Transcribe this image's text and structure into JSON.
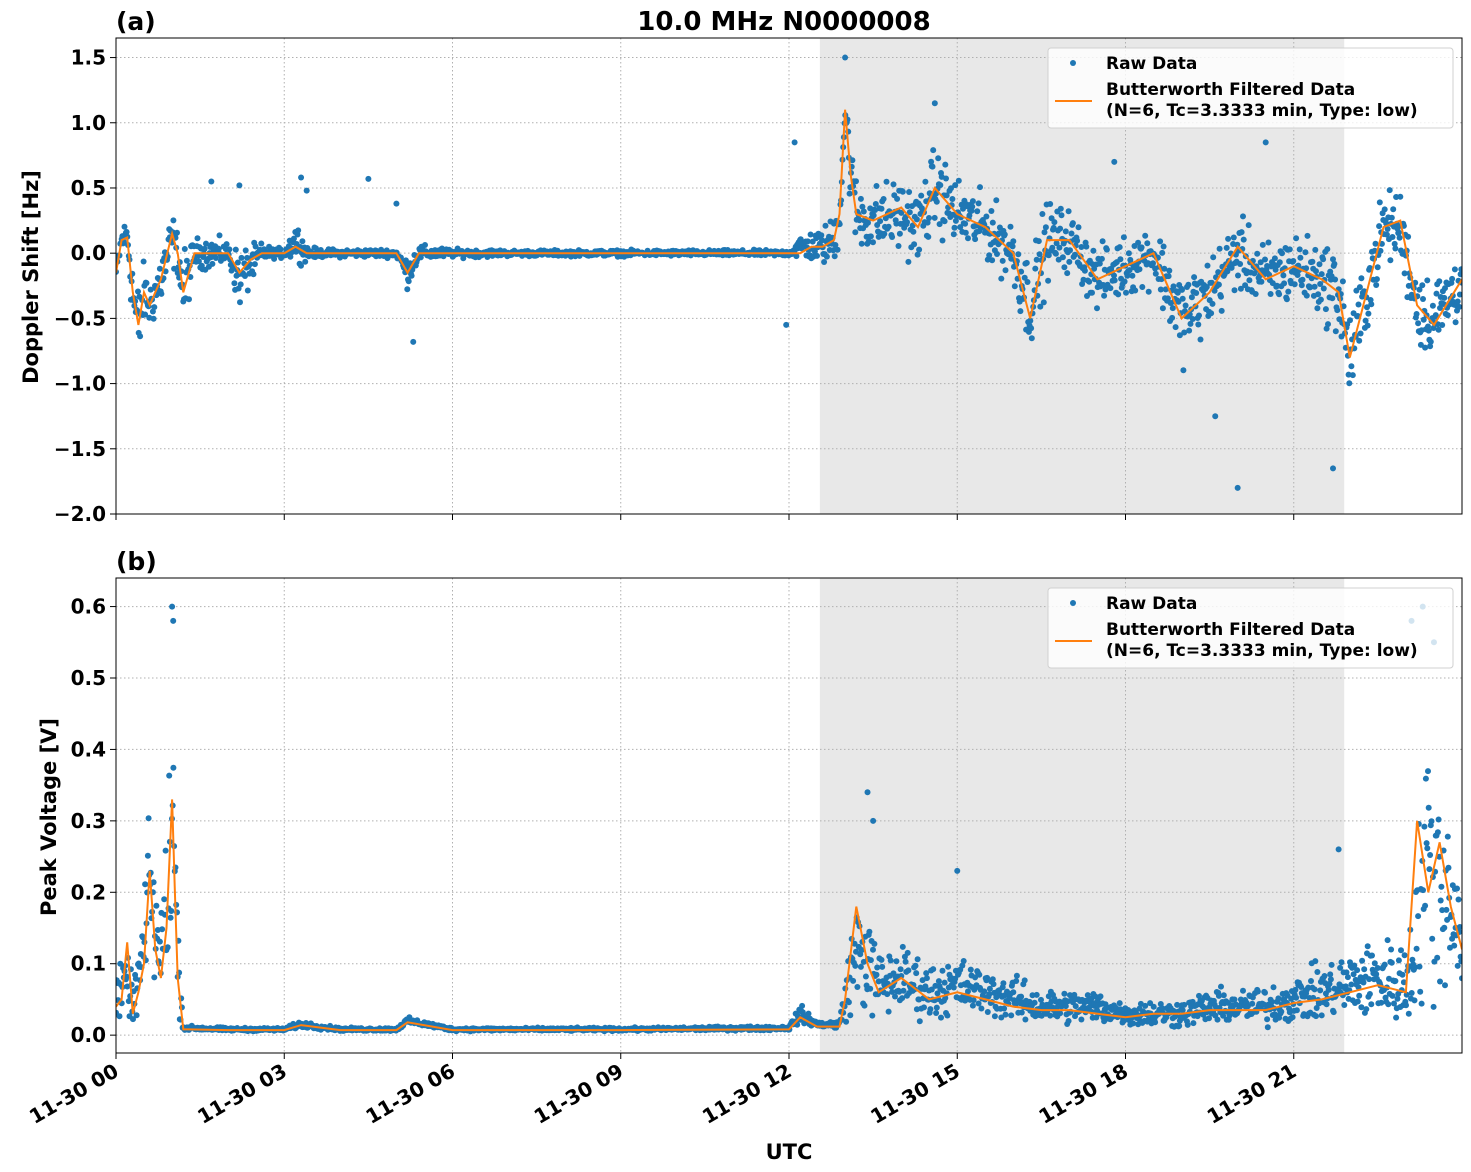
{
  "figure": {
    "title": "10.0 MHz N0000008",
    "xlabel": "UTC",
    "x_tick_labels": [
      "11-30 00",
      "11-30 03",
      "11-30 06",
      "11-30 09",
      "11-30 12",
      "11-30 15",
      "11-30 18",
      "11-30 21"
    ],
    "colors": {
      "raw": "#1f77b4",
      "filtered": "#ff7f0e",
      "shade": "#e8e8e8",
      "grid": "#b0b0b0"
    }
  },
  "legend": {
    "raw_label": "Raw Data",
    "filtered_label_line1": "Butterworth Filtered Data",
    "filtered_label_line2": "(N=6, Tc=3.3333 min, Type: low)"
  },
  "chart_data": [
    {
      "type": "scatter",
      "panel_label": "(a)",
      "ylabel": "Doppler Shift [Hz]",
      "xlim_hours": [
        0,
        24
      ],
      "ylim": [
        -2.0,
        1.65
      ],
      "yticks": [
        1.5,
        1.0,
        0.5,
        0.0,
        -0.5,
        -1.0,
        -1.5,
        -2.0
      ],
      "ytick_labels": [
        "1.5",
        "1.0",
        "0.5",
        "0.0",
        "−0.5",
        "−1.0",
        "−1.5",
        "−2.0"
      ],
      "shaded_region_hours": [
        12.55,
        21.9
      ],
      "legend_position": "top-right",
      "grid": true,
      "series": [
        {
          "name": "Raw Data",
          "style": "points",
          "x": [
            0.0,
            0.1,
            0.2,
            0.3,
            0.4,
            0.5,
            0.6,
            0.8,
            1.0,
            1.1,
            1.2,
            1.4,
            1.6,
            1.8,
            2.0,
            2.2,
            2.4,
            2.6,
            2.8,
            3.0,
            3.2,
            3.4,
            3.6,
            3.8,
            4.0,
            5.0,
            5.2,
            5.4,
            6.0,
            6.5,
            7.0,
            9.0,
            11.5,
            12.0,
            12.2,
            12.4,
            12.6,
            12.8,
            12.9,
            13.0,
            13.1,
            13.2,
            13.5,
            14.0,
            14.3,
            14.6,
            15.0,
            15.5,
            16.0,
            16.3,
            16.6,
            17.0,
            17.5,
            18.0,
            18.5,
            18.8,
            19.0,
            19.5,
            20.0,
            20.5,
            21.0,
            21.5,
            21.8,
            22.0,
            22.3,
            22.6,
            22.9,
            23.2,
            23.5,
            24.0
          ],
          "y_mid": [
            -0.15,
            0.1,
            0.15,
            -0.3,
            -0.6,
            -0.3,
            -0.4,
            -0.2,
            0.1,
            0.0,
            -0.3,
            0.0,
            0.0,
            0.0,
            0.0,
            -0.2,
            -0.1,
            0.0,
            0.0,
            0.0,
            0.1,
            0.0,
            0.0,
            0.0,
            0.0,
            0.0,
            -0.15,
            0.0,
            0.0,
            0.0,
            0.0,
            0.0,
            0.0,
            0.0,
            0.05,
            0.05,
            0.05,
            0.1,
            0.3,
            1.1,
            0.6,
            0.3,
            0.25,
            0.3,
            0.2,
            0.5,
            0.3,
            0.2,
            0.0,
            -0.4,
            0.1,
            0.1,
            -0.2,
            -0.1,
            0.0,
            -0.3,
            -0.5,
            -0.3,
            0.0,
            -0.2,
            -0.1,
            -0.2,
            -0.3,
            -0.8,
            -0.3,
            0.2,
            0.2,
            -0.4,
            -0.5,
            -0.2
          ],
          "y_spread": [
            0.1,
            0.15,
            0.15,
            0.4,
            0.5,
            0.3,
            0.25,
            0.3,
            0.3,
            0.2,
            0.4,
            0.15,
            0.15,
            0.15,
            0.1,
            0.3,
            0.2,
            0.1,
            0.05,
            0.05,
            0.2,
            0.08,
            0.04,
            0.04,
            0.04,
            0.04,
            0.15,
            0.08,
            0.04,
            0.04,
            0.03,
            0.03,
            0.03,
            0.03,
            0.12,
            0.15,
            0.18,
            0.25,
            0.3,
            0.35,
            0.35,
            0.35,
            0.35,
            0.35,
            0.35,
            0.4,
            0.35,
            0.3,
            0.35,
            0.45,
            0.4,
            0.3,
            0.3,
            0.3,
            0.3,
            0.4,
            0.45,
            0.35,
            0.35,
            0.35,
            0.35,
            0.35,
            0.45,
            0.5,
            0.4,
            0.35,
            0.35,
            0.4,
            0.4,
            0.35
          ],
          "outliers_x": [
            1.7,
            2.2,
            3.3,
            3.4,
            4.5,
            5.0,
            5.3,
            11.95,
            12.1,
            13.0,
            14.6,
            17.8,
            19.6,
            20.0,
            20.5,
            21.7
          ],
          "outliers_y": [
            0.55,
            0.52,
            0.58,
            0.48,
            0.57,
            0.38,
            -0.68,
            -0.55,
            0.85,
            1.5,
            1.15,
            0.7,
            -1.25,
            -1.8,
            0.85,
            -1.65
          ]
        },
        {
          "name": "Butterworth Filtered Data",
          "style": "line",
          "x": [
            0.0,
            0.1,
            0.2,
            0.3,
            0.4,
            0.5,
            0.6,
            0.8,
            1.0,
            1.1,
            1.2,
            1.4,
            1.6,
            1.8,
            2.0,
            2.2,
            2.4,
            2.6,
            2.8,
            3.0,
            3.2,
            3.4,
            3.6,
            3.8,
            4.0,
            5.0,
            5.2,
            5.4,
            6.0,
            6.5,
            7.0,
            9.0,
            11.5,
            12.0,
            12.2,
            12.4,
            12.6,
            12.8,
            12.9,
            13.0,
            13.1,
            13.2,
            13.5,
            14.0,
            14.3,
            14.6,
            15.0,
            15.5,
            16.0,
            16.3,
            16.6,
            17.0,
            17.5,
            18.0,
            18.5,
            18.8,
            19.0,
            19.5,
            20.0,
            20.5,
            21.0,
            21.5,
            21.8,
            22.0,
            22.3,
            22.6,
            22.9,
            23.2,
            23.5,
            24.0
          ],
          "y": [
            -0.15,
            0.1,
            0.12,
            -0.3,
            -0.55,
            -0.3,
            -0.4,
            -0.2,
            0.15,
            0.0,
            -0.3,
            0.0,
            0.0,
            0.0,
            0.0,
            -0.15,
            -0.05,
            0.0,
            0.0,
            0.0,
            0.05,
            0.0,
            0.0,
            0.0,
            0.0,
            0.0,
            -0.15,
            0.0,
            0.0,
            0.0,
            0.0,
            0.0,
            0.0,
            0.0,
            0.0,
            0.05,
            0.05,
            0.1,
            0.3,
            1.1,
            0.6,
            0.3,
            0.25,
            0.35,
            0.2,
            0.5,
            0.3,
            0.2,
            0.0,
            -0.5,
            0.1,
            0.1,
            -0.2,
            -0.1,
            0.0,
            -0.3,
            -0.5,
            -0.3,
            0.05,
            -0.2,
            -0.1,
            -0.2,
            -0.3,
            -0.8,
            -0.3,
            0.2,
            0.25,
            -0.4,
            -0.55,
            -0.2
          ]
        }
      ]
    },
    {
      "type": "scatter",
      "panel_label": "(b)",
      "ylabel": "Peak Voltage [V]",
      "xlim_hours": [
        0,
        24
      ],
      "ylim": [
        -0.025,
        0.64
      ],
      "yticks": [
        0.6,
        0.5,
        0.4,
        0.3,
        0.2,
        0.1,
        0.0
      ],
      "ytick_labels": [
        "0.6",
        "0.5",
        "0.4",
        "0.3",
        "0.2",
        "0.1",
        "0.0"
      ],
      "shaded_region_hours": [
        12.55,
        21.9
      ],
      "legend_position": "top-right",
      "grid": true,
      "series": [
        {
          "name": "Raw Data",
          "style": "points",
          "x": [
            0.0,
            0.1,
            0.2,
            0.3,
            0.4,
            0.5,
            0.6,
            0.7,
            0.8,
            0.9,
            1.0,
            1.05,
            1.1,
            1.2,
            1.3,
            2.0,
            3.0,
            3.3,
            4.0,
            5.0,
            5.2,
            6.0,
            9.0,
            12.0,
            12.2,
            12.5,
            12.7,
            12.9,
            13.0,
            13.2,
            13.4,
            13.6,
            14.0,
            14.5,
            15.0,
            15.5,
            16.0,
            16.5,
            17.0,
            17.5,
            18.0,
            18.5,
            19.0,
            19.5,
            20.0,
            20.5,
            21.0,
            21.5,
            22.0,
            22.5,
            23.0,
            23.2,
            23.4,
            23.6,
            23.8,
            24.0
          ],
          "y_mid": [
            0.05,
            0.06,
            0.08,
            0.04,
            0.08,
            0.12,
            0.22,
            0.15,
            0.1,
            0.2,
            0.3,
            0.25,
            0.1,
            0.01,
            0.01,
            0.008,
            0.008,
            0.015,
            0.008,
            0.008,
            0.02,
            0.008,
            0.008,
            0.01,
            0.03,
            0.015,
            0.015,
            0.015,
            0.05,
            0.12,
            0.1,
            0.07,
            0.08,
            0.06,
            0.07,
            0.06,
            0.05,
            0.04,
            0.04,
            0.04,
            0.03,
            0.03,
            0.03,
            0.04,
            0.04,
            0.04,
            0.05,
            0.06,
            0.07,
            0.08,
            0.07,
            0.15,
            0.25,
            0.2,
            0.2,
            0.12
          ],
          "y_spread": [
            0.04,
            0.05,
            0.05,
            0.04,
            0.06,
            0.1,
            0.12,
            0.12,
            0.1,
            0.15,
            0.25,
            0.3,
            0.08,
            0.004,
            0.004,
            0.003,
            0.003,
            0.006,
            0.003,
            0.003,
            0.006,
            0.003,
            0.003,
            0.004,
            0.015,
            0.006,
            0.006,
            0.008,
            0.04,
            0.1,
            0.09,
            0.06,
            0.06,
            0.05,
            0.05,
            0.04,
            0.04,
            0.03,
            0.03,
            0.03,
            0.02,
            0.025,
            0.025,
            0.03,
            0.03,
            0.035,
            0.04,
            0.05,
            0.06,
            0.07,
            0.08,
            0.15,
            0.25,
            0.2,
            0.15,
            0.08
          ],
          "outliers_x": [
            1.0,
            1.02,
            13.4,
            13.5,
            15.0,
            21.8,
            23.1,
            23.3,
            23.5
          ],
          "outliers_y": [
            0.6,
            0.58,
            0.34,
            0.3,
            0.23,
            0.26,
            0.58,
            0.6,
            0.55
          ]
        },
        {
          "name": "Butterworth Filtered Data",
          "style": "line",
          "x": [
            0.0,
            0.1,
            0.2,
            0.3,
            0.4,
            0.5,
            0.6,
            0.7,
            0.8,
            0.9,
            1.0,
            1.05,
            1.1,
            1.2,
            1.3,
            2.0,
            3.0,
            3.3,
            4.0,
            5.0,
            5.2,
            6.0,
            9.0,
            12.0,
            12.2,
            12.5,
            12.7,
            12.9,
            13.0,
            13.2,
            13.4,
            13.6,
            14.0,
            14.5,
            15.0,
            15.5,
            16.0,
            16.5,
            17.0,
            17.5,
            18.0,
            18.5,
            19.0,
            19.5,
            20.0,
            20.5,
            21.0,
            21.5,
            22.0,
            22.5,
            23.0,
            23.2,
            23.4,
            23.6,
            23.8,
            24.0
          ],
          "y": [
            0.04,
            0.05,
            0.13,
            0.03,
            0.06,
            0.1,
            0.23,
            0.12,
            0.08,
            0.15,
            0.33,
            0.2,
            0.08,
            0.008,
            0.008,
            0.007,
            0.007,
            0.014,
            0.007,
            0.007,
            0.018,
            0.007,
            0.007,
            0.008,
            0.025,
            0.012,
            0.012,
            0.012,
            0.05,
            0.18,
            0.1,
            0.06,
            0.08,
            0.05,
            0.06,
            0.05,
            0.04,
            0.035,
            0.035,
            0.03,
            0.025,
            0.03,
            0.03,
            0.035,
            0.035,
            0.035,
            0.045,
            0.05,
            0.06,
            0.07,
            0.06,
            0.3,
            0.2,
            0.27,
            0.18,
            0.12
          ]
        }
      ]
    }
  ]
}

★ ★ ★ ★ ★ ★ ★

Task — Search the lines above for the string "ylabel" and copy each line that has it.

Final answer —
      "ylabel": "Doppler Shift [Hz]",
      "ylabel": "Peak Voltage [V]",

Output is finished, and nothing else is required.